- [Request]: Count every line below in which "上单调递增" occurs, then give only the count.

- [Listed records]:
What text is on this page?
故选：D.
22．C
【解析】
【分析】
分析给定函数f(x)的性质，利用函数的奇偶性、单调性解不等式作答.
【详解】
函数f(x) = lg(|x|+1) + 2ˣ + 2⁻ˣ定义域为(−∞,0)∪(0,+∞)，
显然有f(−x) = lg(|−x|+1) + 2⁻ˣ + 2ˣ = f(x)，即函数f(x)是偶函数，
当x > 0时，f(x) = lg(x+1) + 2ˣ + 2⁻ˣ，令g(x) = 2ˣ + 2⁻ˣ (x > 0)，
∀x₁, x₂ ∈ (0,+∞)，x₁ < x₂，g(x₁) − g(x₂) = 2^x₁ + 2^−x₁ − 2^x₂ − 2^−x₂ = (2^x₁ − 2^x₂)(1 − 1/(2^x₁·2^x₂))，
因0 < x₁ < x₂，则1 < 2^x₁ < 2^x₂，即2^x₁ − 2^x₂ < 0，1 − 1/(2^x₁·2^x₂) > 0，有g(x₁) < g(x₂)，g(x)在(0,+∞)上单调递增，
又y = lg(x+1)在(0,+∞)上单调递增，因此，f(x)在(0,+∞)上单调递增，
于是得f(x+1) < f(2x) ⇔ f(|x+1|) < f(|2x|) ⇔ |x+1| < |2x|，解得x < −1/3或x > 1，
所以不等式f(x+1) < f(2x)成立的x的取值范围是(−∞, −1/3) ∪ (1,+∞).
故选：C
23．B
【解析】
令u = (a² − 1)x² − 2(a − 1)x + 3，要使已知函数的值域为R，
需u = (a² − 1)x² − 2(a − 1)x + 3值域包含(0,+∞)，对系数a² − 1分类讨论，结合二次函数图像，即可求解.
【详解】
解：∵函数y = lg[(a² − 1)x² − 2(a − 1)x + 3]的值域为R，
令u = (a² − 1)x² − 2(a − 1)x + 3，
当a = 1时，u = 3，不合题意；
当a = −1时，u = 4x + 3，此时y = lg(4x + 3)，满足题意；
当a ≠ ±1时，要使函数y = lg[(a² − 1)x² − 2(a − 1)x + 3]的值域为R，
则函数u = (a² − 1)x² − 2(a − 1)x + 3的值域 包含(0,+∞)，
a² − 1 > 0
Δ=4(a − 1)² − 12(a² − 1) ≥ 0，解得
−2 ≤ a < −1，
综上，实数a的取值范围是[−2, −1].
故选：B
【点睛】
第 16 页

- [Task result]: 2